----- RECORDS SHOWN -----

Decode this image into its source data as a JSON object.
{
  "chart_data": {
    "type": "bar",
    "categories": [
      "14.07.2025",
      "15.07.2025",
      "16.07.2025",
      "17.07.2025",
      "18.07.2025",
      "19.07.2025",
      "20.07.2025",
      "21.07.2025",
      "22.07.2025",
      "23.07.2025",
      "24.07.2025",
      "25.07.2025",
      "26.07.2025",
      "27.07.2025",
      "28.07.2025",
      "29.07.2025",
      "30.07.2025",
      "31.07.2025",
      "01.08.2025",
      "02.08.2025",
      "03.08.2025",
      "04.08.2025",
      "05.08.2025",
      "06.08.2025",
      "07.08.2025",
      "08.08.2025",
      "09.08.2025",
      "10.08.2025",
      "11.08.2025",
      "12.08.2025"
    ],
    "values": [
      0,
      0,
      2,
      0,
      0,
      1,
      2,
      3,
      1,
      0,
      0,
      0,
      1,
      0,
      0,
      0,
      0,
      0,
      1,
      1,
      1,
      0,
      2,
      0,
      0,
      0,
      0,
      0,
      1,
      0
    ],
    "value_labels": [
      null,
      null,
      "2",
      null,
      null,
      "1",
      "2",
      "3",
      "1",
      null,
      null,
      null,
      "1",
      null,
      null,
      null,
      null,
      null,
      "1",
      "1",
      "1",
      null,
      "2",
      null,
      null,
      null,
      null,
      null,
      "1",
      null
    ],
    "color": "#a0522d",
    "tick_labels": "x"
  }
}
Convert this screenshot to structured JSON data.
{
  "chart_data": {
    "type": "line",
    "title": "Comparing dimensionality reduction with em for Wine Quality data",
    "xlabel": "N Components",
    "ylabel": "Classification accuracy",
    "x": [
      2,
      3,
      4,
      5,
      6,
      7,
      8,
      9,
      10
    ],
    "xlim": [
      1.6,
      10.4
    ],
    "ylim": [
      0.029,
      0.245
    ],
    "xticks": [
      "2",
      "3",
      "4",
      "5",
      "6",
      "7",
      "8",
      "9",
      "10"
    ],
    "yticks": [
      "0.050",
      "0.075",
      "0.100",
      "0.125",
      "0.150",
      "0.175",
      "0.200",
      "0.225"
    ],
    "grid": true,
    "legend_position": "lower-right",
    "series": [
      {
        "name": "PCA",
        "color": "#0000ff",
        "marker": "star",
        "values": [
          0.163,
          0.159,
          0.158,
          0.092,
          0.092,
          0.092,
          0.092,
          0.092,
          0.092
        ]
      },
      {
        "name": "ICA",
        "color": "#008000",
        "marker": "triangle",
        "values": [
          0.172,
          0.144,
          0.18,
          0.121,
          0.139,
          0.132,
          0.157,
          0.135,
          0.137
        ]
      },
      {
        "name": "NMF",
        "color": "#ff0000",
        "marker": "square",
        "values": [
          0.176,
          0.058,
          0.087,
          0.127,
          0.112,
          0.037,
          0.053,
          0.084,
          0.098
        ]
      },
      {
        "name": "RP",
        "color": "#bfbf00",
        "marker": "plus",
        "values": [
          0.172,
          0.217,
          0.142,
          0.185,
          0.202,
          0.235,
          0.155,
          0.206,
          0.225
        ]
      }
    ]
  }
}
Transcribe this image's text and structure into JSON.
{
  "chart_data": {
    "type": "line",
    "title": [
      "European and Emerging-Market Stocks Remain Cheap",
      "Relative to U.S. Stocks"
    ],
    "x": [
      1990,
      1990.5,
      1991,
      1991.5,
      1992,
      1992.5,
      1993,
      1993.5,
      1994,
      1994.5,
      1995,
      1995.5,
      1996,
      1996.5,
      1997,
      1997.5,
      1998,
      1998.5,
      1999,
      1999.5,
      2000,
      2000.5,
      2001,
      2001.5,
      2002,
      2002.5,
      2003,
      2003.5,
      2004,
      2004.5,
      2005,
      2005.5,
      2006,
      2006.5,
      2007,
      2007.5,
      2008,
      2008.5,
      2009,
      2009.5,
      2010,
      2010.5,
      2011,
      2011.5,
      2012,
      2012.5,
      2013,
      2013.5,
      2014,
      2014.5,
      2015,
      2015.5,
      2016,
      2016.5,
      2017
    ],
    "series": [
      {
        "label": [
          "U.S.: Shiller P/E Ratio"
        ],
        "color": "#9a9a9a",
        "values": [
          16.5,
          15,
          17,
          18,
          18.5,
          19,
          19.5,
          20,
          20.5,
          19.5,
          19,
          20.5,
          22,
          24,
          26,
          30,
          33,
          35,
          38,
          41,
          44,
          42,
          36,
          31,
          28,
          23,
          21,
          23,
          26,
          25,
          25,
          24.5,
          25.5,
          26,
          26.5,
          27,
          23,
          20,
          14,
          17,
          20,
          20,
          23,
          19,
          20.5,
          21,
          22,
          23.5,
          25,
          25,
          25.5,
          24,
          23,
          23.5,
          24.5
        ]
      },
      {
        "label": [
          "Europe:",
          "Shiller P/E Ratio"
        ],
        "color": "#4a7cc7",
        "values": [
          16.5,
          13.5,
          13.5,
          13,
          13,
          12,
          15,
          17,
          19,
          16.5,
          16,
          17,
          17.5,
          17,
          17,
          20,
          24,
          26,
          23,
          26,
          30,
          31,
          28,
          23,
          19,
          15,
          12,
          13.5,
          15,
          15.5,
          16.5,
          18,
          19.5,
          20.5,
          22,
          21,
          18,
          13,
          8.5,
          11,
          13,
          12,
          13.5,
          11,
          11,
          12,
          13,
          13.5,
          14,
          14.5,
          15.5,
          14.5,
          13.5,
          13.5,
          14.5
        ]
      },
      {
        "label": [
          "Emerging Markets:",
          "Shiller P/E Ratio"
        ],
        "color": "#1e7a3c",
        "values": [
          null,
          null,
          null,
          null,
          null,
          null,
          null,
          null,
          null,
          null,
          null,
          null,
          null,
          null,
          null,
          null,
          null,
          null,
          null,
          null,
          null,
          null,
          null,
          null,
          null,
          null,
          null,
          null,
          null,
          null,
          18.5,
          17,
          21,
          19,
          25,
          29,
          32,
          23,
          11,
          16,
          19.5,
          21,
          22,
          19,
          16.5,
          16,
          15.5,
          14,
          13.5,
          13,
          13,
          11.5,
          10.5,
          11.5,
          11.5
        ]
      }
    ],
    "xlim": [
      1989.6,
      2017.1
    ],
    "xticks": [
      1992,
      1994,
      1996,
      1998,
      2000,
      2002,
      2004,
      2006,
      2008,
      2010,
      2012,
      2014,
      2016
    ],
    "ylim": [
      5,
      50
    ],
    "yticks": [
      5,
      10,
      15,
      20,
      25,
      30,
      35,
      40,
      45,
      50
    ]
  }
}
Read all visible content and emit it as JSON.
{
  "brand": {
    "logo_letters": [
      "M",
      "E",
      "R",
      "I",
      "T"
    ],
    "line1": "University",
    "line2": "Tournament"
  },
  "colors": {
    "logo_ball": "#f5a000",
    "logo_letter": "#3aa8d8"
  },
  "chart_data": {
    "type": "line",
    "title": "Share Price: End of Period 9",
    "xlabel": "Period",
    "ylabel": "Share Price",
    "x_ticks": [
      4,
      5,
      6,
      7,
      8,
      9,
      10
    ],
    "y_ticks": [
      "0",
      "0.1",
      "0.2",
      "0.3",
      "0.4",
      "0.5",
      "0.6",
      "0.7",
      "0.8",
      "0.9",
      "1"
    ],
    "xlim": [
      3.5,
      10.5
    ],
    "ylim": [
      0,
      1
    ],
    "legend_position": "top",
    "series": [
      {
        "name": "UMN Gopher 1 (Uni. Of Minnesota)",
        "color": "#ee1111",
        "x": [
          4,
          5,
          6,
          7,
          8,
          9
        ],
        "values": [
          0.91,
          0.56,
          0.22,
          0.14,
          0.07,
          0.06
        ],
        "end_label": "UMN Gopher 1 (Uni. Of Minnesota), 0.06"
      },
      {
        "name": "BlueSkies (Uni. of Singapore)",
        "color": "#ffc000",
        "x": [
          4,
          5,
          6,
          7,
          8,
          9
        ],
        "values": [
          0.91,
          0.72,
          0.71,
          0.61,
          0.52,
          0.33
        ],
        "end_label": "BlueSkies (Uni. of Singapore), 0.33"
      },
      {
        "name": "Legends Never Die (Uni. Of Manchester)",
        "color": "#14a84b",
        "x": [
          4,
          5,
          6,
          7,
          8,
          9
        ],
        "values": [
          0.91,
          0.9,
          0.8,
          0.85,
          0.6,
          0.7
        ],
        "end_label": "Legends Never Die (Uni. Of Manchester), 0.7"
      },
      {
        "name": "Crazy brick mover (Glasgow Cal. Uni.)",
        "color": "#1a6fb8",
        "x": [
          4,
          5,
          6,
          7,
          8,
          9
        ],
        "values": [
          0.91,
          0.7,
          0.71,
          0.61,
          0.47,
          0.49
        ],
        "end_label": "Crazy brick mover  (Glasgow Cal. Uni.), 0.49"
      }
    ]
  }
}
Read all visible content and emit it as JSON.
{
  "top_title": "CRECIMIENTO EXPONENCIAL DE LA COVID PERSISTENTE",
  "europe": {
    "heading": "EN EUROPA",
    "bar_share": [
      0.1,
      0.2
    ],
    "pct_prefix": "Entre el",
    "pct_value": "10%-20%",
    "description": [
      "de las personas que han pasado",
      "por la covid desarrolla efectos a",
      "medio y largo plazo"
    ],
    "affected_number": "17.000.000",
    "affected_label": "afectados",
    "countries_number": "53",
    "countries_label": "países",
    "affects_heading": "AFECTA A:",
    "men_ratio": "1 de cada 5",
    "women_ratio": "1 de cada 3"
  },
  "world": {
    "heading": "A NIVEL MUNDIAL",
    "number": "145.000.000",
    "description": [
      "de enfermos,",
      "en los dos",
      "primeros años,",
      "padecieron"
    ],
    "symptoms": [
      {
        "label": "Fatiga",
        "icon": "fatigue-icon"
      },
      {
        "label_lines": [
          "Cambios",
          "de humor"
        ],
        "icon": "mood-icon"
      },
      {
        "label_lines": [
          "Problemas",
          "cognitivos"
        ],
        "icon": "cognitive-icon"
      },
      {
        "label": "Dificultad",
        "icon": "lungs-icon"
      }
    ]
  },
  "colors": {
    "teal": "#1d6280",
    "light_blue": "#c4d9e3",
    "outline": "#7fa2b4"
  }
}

-----

*DIRECTIONS:*
Pull out all lines from the listing that contain the string "JSON".

*CORRECT RESPONSE:*
Decode this image into its source data as a JSON object.
Convert this screenshot to structured JSON data.
Transcribe this image's text and structure into JSON.
Read all visible content and emit it as JSON.
Read all visible content and emit it as JSON.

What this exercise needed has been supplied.